Source text

This latter point, about cover itself, was always made a subject of prime importance by the Agency. Wherever the planes would be operated, they would have to have insignia and special serial numbers; nothing stands out more than an unmarked plane. And they would have to operate as part of some parent, or cover, organization. To be effective cover, these numbers and insignia could not be picked out of thin air. The CIA cannot operate aircraft of its own with a CIA insignia on them. This was one of the prime considerations during the first meetings with the Navy.
Discussions went well up to the point of getting the Navy to agree to provide the worldwide support and cover this operation would require. The Navy could see that if anything ever went wrong with the program, if any one of these planes ever crashed or was shot down over denied territory, it would be the Navy that would have to bear the brunt of the exposure. The Army and Air Force already had a history of going along with the CIA; but the Navy, a service that has created a much stronger sense of tradition, was willing to help; however, it was never willing to "become involved". For a while this impasse brought the P2V-7 negotiations to a standstill.
Finally, the "Air Force" people in the CIA decided that they could find no other suitable aircraft and that they would have to find some other way to get this project going, utilizing their original choice, the P2V-7. They asked for a meeting with the Air Force. It took place sometime in August or September of 1955. It was finally agreed that the CIA would make arrangements with the Navy for the production and purchase of the planes and that they would be delivered to the U.S. Air Force. The Air Force had agreed, at the insistence of the CIA, to try to establish an adequate support program for these Navy aircraft.
Such a support project is not easy. The Air Force had aircraft with similar engines; but everything else about them was different. The Navy maintenance and supply manuals were completely different, and the Air Force might just as well have been supporting a completely new type of aircraft. Parts procurement, which would have to be done with Lockheed, the manufacturer, would require that either the Air Force requisition all parts from the Navy and then have the Navy go to Lockheed, or the Air Force would have to set up a separate supply channel itself to Lockheed. In either case it would be complicated. It is as difficult to support seven aircraft of a new and distinct type as it is to establish procedures to support seven hundred. It would have been easier for the Air Force to have set up a line for seven hundred.

Supplied information

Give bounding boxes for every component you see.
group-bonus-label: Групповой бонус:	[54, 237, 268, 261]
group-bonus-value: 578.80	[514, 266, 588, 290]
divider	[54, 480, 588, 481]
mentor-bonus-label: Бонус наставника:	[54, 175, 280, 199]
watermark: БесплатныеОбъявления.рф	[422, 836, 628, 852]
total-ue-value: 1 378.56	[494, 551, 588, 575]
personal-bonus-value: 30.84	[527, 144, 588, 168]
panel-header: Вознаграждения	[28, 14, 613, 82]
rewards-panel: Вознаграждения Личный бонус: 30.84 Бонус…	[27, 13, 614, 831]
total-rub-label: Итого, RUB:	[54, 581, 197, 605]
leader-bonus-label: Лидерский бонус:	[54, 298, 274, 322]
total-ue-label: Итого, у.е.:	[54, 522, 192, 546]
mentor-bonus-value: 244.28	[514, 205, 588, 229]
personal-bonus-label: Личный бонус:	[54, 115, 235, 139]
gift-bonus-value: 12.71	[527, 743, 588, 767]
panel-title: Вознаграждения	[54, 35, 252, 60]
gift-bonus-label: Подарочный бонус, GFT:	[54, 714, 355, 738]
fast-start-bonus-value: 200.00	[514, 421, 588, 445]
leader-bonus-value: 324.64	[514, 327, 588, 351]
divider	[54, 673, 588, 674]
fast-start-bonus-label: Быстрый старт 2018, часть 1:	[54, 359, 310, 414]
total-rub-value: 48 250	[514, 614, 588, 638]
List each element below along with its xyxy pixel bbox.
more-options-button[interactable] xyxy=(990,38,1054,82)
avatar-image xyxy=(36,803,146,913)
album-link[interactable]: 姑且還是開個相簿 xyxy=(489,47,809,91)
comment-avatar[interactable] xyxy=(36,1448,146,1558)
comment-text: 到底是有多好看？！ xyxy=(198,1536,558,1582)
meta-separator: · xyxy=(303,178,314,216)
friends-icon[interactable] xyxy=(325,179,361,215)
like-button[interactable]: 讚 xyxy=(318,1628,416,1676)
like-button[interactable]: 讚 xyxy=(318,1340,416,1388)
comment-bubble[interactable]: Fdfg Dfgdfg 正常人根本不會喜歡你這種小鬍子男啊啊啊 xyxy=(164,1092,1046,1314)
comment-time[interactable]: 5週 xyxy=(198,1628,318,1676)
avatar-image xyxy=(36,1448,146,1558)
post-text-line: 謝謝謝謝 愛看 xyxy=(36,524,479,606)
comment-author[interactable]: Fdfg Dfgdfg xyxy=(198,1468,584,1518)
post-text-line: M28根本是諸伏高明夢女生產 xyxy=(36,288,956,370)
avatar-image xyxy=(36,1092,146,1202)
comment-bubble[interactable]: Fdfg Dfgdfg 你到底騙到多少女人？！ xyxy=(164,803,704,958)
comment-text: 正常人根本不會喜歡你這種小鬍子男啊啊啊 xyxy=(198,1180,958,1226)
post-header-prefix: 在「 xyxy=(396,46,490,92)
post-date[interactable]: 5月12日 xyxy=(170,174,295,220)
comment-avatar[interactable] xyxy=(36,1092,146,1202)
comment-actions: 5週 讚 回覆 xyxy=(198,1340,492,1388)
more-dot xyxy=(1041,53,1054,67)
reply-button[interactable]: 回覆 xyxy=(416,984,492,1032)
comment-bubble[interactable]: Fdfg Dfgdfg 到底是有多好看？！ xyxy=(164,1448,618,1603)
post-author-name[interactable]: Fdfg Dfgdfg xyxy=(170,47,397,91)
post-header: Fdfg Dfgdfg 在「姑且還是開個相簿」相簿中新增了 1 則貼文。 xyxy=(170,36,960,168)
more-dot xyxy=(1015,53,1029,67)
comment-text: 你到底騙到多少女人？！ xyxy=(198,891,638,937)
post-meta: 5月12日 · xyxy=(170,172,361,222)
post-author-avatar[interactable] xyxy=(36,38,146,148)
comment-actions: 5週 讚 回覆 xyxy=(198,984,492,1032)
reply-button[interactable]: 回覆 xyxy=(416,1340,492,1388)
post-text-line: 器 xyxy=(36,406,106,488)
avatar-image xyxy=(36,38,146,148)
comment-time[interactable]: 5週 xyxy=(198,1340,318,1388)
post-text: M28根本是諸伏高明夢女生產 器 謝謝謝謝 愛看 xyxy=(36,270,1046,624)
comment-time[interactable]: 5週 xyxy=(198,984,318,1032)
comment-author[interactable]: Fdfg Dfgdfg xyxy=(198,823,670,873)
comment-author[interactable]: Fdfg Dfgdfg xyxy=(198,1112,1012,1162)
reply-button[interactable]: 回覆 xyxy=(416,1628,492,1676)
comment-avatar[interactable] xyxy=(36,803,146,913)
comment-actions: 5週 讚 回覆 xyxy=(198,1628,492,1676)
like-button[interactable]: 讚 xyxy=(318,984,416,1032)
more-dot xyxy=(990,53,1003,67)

Stated task 1
In the account of the CIA's P2V-7 planes, when did the CIA's meeting with the Air Force take place?
Stated task 2
Please echo the account of the CIA's P2V-7 planes from "Discussions went well" up to and including "to a standstill.".
Stated task 3
Proceed with the account of the CIA's P2V-7 planes, picking up after its final sentence.
The records are separate material from the account of the CIA's P2V-7 planes.

Written answer 1
Sometime in August or September of 1955.

Written answer 2
Discussions went well up to the point of getting the Navy to agree to provide the worldwide support and cover this operation would require. The Navy could see that if anything ever went wrong with the program, if any one of these planes ever crashed or was shot down over denied territory, it would be the Navy that would have to bear the brunt of the exposure. The Army and Air Force already had a history of going along with the CIA; but the Navy, a service that has created a much stronger sense of tradition, was willing to help; however, it was never willing to "become involved". For a while this impasse brought the P2V-7 negotiations to a standstill.

Written answer 3
All of these things were worked out, and the CIA "Air Force" officers became the project officers at the Lockheed plant. The seven planes were given production numbers along with the regular Navy production orders, and the project was well under way. Air Force pilots were selected for training in these planes, and Air Force maintenance and supporting men were sent to Navy schools to learn how to maintain these planes. All of these men were eventually informed of the special nature of the project and that the CIA was involved. This meant that all of these men had to be assigned to the CIA and that they were all volunteers for the project.
It was necessary to designate one Air Force base as the prime station for these new planes, for their maintenance and for the basic supply stockpile. At the same time the CIA Air Operations staff and the DDS Air Support staff had come to the conclusion that CIA air activity had reached the point where it should be consolidated on one major base rather than spread out all over the world as it had been. Also, the operational missions of the Agency had reached a level that required worldwide capability instead of local European or Asian capability. The Air Force and the CIA agreed to bring all of this together at Eglin Air Force Base in Florida. In terms of real estate, this was the largest base in the Air Force, and all kinds of special operations could be set up at Eglin without becoming apparent to others.
Also this was the Air Force proving ground, and it was customary to find there aircraft of all types from all services, undergoing operational training exercises. That base was an ideal location for such an organization as the CIA would have once it had been assembled. Agreement upon the CIA base at Eglin facilitated the support of the P2V-7s. They would go to Eglin also. However, there were differences, and there were problems.
One of the things the project officer on a regular Air Force procurement program is responsible for is to see that new aircraft stays within the limits of design specifications and that it does not "grow" in the process. If the design weight was to be eighty thousand pounds, then the project officer must see that it does not begin to exceed that weight as it is developed. This problem of growth usually arises as the result of the addition to the airframe of other components that are to be part of the plane's armament and electronic (avionics) packages. This was not quite the problem with the CIA plane because it would not have armament; but because this project had been shrouded in security classification, the usual specialists who would have been monitoring the work on these planes were not permitted to work on the P2V-7s, and the Agency had its own men on the job. Later in the development of the CIA version of the P2V-7, it was found that the plane had taken on a lot of weight and that if all of the extra gadgets and other components that TSS and other "users" had been adding to the plane were to be put on board, these planes would never be able to get off the ground.
As a result, many of these parts had to be redesigned, and all sorts of compromises and Rube Goldberg schemes were devised to package these additional items. For example, one group of the Air Operations shop wanted the plane to have a very modern leaflet drop capability. A huge device, which took up all of the space in the bomb-bay compartment, was designed. It looked something like an oversized honeycomb. Tens of thousands of leaflets could be stacked in small compartments, and then when the bomb-bay doors were opened and special motors activated, leaflets would be peeled off each honeycomb section and distributed like a computer-programmed snow storm. This was an excellent idea, and the leaflet spreader worked like magic; but it could not possibly be permanently attached to the plane. It was too heavy and it was too cumbersome. It would have meant that many of the other gadgets that were being planned would have to be left off.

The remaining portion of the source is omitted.